RECORD SET -
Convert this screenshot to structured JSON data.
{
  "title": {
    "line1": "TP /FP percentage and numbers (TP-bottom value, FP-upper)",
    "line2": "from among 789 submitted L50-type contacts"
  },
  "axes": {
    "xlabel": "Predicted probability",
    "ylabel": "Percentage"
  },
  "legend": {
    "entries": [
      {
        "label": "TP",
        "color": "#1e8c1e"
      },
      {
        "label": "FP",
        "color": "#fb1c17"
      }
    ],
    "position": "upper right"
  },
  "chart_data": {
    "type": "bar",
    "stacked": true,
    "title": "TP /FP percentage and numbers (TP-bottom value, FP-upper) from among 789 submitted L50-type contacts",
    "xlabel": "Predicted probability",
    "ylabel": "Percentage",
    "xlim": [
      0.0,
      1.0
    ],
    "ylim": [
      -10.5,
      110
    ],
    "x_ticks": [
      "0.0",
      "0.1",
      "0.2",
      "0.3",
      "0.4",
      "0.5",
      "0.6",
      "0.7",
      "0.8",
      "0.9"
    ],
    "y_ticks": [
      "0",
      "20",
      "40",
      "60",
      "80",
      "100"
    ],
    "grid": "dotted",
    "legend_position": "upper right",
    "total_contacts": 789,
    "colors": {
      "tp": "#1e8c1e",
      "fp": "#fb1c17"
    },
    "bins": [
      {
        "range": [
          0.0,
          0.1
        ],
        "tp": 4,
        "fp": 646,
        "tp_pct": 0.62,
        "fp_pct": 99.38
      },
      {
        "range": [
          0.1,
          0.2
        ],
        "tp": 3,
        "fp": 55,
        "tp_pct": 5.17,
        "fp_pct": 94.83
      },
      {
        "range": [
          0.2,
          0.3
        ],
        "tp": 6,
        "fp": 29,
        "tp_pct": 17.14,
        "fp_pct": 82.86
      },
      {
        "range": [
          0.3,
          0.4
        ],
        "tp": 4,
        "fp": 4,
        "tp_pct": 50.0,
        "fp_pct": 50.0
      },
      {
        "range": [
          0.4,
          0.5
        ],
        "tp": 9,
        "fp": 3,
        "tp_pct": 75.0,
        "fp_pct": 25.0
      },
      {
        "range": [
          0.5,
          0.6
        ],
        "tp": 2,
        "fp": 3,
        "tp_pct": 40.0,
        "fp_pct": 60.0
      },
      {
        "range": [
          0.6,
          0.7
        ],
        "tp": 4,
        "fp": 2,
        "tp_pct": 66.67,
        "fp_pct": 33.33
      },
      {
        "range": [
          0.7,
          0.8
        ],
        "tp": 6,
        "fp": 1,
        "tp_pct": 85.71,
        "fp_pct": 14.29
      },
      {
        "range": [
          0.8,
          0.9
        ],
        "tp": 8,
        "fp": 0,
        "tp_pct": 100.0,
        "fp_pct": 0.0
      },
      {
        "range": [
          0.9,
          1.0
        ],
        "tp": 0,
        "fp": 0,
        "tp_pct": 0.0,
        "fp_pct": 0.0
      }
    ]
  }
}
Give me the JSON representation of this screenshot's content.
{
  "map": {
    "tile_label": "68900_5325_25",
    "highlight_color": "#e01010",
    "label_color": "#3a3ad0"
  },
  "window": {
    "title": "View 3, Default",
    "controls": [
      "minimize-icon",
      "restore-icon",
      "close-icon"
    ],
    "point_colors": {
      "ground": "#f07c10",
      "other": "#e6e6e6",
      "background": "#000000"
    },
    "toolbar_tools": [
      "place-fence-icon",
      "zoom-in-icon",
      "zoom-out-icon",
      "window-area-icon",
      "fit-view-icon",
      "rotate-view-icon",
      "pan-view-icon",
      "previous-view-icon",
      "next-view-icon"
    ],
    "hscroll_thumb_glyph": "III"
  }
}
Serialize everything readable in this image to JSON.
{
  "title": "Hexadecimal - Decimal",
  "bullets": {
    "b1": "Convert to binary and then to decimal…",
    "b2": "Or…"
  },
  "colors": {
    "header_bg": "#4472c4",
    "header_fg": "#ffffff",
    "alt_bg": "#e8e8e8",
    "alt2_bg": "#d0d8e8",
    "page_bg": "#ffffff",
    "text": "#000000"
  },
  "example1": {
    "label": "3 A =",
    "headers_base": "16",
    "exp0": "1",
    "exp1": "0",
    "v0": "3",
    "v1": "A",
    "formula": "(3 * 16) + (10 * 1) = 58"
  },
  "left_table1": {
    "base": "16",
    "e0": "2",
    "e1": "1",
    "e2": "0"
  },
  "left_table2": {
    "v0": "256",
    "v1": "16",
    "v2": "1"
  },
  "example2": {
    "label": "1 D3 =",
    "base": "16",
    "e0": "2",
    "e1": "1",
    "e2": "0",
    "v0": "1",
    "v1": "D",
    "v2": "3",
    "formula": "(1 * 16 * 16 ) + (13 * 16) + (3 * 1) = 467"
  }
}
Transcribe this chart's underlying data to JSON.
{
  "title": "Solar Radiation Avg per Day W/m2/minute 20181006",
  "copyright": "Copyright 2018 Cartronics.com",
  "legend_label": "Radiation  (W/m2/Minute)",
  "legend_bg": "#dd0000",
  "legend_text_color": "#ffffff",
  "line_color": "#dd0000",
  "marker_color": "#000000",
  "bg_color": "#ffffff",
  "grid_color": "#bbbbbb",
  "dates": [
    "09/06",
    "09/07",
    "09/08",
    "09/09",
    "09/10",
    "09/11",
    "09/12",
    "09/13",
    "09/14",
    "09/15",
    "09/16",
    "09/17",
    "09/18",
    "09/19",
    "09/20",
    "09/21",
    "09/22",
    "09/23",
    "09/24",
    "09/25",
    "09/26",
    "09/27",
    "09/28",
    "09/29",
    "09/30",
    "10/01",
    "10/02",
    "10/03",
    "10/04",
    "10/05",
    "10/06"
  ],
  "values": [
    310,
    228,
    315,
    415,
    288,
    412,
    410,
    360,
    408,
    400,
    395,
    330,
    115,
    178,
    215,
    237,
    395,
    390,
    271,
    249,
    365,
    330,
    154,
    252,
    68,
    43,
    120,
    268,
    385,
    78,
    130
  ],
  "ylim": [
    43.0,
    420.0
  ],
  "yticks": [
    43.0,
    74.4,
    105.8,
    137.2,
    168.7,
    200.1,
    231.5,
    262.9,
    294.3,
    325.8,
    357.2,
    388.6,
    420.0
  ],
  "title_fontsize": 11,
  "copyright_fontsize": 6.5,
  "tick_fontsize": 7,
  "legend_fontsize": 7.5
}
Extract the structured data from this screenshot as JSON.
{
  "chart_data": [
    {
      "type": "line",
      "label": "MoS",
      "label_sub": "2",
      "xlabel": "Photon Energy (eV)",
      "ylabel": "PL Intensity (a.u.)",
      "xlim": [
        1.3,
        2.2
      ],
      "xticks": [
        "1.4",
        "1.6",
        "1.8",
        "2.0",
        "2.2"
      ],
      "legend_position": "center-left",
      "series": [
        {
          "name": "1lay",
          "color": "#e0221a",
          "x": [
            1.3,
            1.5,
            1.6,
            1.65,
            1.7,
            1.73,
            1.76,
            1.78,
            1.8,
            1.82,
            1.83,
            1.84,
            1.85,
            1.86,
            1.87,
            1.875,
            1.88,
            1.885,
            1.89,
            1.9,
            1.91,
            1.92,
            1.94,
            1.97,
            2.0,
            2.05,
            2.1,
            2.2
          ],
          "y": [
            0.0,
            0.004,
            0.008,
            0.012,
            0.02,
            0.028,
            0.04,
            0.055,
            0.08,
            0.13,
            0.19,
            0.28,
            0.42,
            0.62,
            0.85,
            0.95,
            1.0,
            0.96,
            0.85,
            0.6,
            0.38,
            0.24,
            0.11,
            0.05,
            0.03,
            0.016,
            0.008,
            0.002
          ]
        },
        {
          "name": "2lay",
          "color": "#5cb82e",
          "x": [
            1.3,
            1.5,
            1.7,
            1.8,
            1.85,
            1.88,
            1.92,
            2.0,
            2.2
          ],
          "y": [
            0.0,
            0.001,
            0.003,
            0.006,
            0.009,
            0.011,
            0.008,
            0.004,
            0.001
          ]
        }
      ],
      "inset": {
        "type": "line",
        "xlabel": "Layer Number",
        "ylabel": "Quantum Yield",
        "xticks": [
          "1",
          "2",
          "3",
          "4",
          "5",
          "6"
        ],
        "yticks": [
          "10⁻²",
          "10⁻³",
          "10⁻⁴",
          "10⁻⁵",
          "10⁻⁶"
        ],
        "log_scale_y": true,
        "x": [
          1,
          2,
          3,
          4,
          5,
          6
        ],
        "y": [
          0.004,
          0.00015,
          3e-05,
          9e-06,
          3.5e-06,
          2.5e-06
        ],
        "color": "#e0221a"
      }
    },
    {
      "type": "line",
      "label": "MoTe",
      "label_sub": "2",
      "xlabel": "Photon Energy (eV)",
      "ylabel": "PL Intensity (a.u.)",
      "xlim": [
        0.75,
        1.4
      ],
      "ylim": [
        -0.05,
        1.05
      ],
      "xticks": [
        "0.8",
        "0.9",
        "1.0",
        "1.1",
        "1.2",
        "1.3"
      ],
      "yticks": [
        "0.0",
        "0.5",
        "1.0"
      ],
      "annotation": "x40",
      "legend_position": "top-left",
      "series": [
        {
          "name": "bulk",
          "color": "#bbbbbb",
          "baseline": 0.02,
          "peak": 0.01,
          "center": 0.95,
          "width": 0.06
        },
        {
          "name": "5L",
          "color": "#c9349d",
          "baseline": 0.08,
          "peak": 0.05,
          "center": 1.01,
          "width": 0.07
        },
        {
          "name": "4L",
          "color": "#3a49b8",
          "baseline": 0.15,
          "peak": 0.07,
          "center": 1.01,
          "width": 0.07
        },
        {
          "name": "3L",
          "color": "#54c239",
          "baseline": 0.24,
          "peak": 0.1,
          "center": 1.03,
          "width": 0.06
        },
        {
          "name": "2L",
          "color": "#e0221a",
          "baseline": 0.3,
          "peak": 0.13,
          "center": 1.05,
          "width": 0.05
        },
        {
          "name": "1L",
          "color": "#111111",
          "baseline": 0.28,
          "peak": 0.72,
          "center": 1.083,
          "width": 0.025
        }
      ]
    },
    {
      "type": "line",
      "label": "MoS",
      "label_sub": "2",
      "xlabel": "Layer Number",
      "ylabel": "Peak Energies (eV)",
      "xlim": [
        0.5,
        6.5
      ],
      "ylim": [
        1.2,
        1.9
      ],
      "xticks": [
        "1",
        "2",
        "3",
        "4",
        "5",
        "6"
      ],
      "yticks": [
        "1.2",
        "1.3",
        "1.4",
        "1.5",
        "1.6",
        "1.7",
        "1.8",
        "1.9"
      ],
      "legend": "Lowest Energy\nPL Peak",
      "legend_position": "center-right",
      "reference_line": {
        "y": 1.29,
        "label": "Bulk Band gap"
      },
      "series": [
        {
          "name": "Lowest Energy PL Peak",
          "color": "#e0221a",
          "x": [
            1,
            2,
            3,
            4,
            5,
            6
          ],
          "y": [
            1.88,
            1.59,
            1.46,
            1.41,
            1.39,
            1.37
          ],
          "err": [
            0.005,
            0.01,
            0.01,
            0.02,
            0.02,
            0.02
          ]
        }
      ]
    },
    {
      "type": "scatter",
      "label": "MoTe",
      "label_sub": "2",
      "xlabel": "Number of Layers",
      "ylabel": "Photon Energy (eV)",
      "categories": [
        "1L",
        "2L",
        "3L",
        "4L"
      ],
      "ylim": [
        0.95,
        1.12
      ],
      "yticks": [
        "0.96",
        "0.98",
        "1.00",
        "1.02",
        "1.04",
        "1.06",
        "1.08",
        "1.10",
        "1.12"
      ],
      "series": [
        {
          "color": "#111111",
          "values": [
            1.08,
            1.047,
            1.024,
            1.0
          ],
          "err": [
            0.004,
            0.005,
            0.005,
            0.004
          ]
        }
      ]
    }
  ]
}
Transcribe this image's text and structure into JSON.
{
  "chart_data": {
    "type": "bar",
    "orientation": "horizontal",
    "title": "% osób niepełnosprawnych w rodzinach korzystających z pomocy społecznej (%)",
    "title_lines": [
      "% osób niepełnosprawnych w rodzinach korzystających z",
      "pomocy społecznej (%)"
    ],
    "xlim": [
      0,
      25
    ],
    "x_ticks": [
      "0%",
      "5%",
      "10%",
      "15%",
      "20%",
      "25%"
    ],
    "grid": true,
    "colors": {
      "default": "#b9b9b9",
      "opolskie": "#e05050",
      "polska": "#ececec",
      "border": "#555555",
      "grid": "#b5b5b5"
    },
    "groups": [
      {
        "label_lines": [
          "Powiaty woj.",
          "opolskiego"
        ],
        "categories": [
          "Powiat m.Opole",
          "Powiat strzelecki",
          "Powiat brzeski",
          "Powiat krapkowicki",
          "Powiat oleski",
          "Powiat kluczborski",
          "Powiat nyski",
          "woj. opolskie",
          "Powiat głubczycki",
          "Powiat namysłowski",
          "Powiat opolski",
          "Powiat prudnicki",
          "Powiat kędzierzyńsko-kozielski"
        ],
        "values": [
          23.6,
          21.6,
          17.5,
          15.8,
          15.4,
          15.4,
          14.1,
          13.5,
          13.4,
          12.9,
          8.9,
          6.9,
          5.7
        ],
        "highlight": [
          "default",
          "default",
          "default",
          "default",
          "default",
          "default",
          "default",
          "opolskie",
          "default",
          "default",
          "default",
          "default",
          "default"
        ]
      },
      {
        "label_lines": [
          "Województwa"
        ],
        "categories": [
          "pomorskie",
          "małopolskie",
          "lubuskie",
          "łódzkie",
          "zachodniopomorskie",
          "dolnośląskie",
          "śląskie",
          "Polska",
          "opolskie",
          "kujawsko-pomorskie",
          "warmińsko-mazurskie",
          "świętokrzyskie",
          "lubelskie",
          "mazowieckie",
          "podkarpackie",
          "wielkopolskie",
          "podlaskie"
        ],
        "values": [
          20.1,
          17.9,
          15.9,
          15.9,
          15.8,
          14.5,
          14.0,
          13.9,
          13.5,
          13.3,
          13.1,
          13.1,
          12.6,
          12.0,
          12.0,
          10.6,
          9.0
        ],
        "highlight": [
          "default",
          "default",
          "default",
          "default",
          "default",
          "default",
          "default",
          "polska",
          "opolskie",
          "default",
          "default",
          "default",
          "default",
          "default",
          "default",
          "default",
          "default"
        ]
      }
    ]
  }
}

AIM - How many of these lines contain "Lowest"? Write only the number.

OUTPUT BELOW - 2